Required task:
Pick out the lines below with "timestamp" and list them.

[Records excerpted from a collection]
________________
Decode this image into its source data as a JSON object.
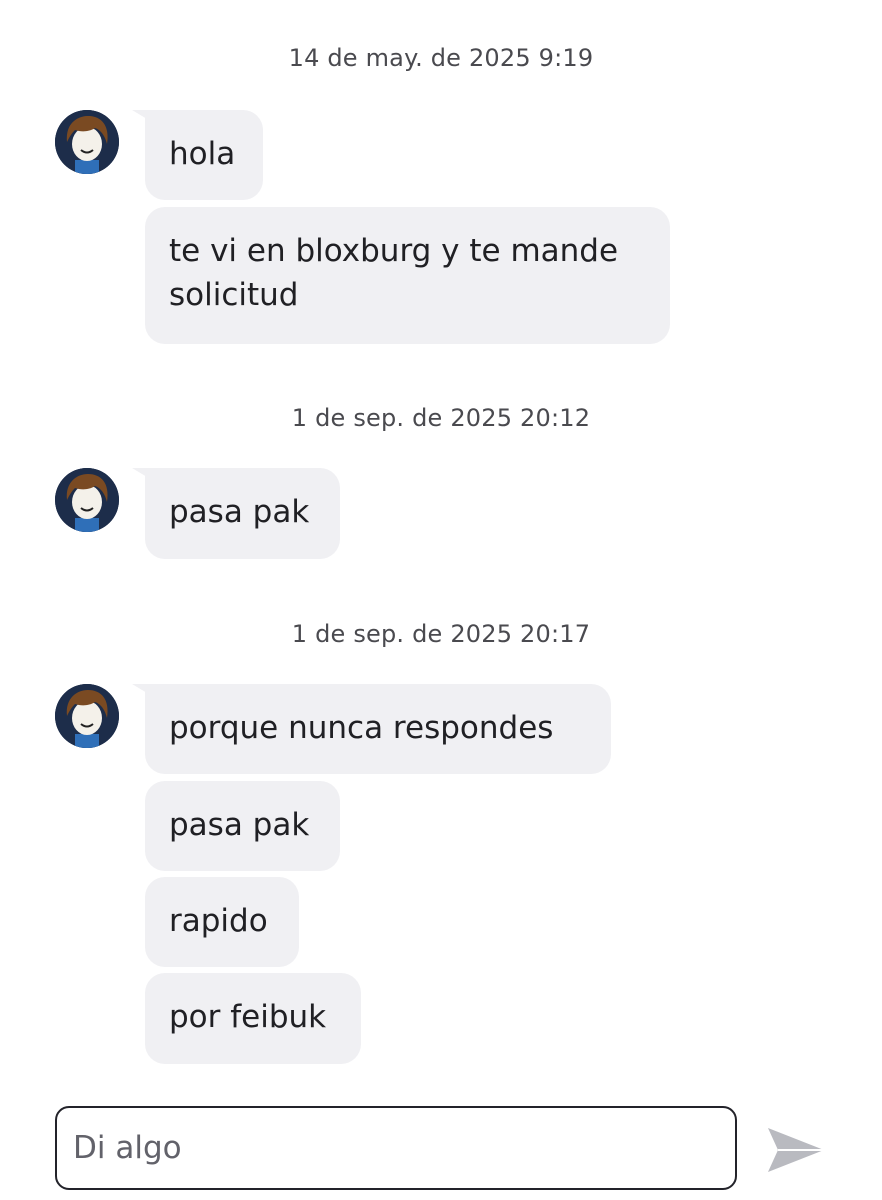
{
  "conversation": {
    "groups": [
      {
        "timestamp": "14 de may. de 2025 9:19",
        "messages": [
          "hola",
          "te vi en bloxburg y te mande solicitud"
        ]
      },
      {
        "timestamp": "1 de sep. de 2025 20:12",
        "messages": [
          "pasa pak"
        ]
      },
      {
        "timestamp": "1 de sep. de 2025 20:17",
        "messages": [
          "porque nunca respondes",
          "pasa pak",
          "rapido",
          "por feibuk"
        ]
      }
    ]
  },
  "composer": {
    "placeholder": "Di algo"
  },
  "icons": {
    "avatar": "roblox-avatar-icon",
    "send": "send-arrow-icon"
  },
  "colors": {
    "bubble": "#f0f0f3",
    "timestamp": "#4a4a4f",
    "send_icon": "#b9bac0"
  }
}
________________
The response:
        "timestamp": "14 de may. de 2025 9:19",
        "timestamp": "1 de sep. de 2025 20:12",
        "timestamp": "1 de sep. de 2025 20:17",
    "timestamp": "#4a4a4f",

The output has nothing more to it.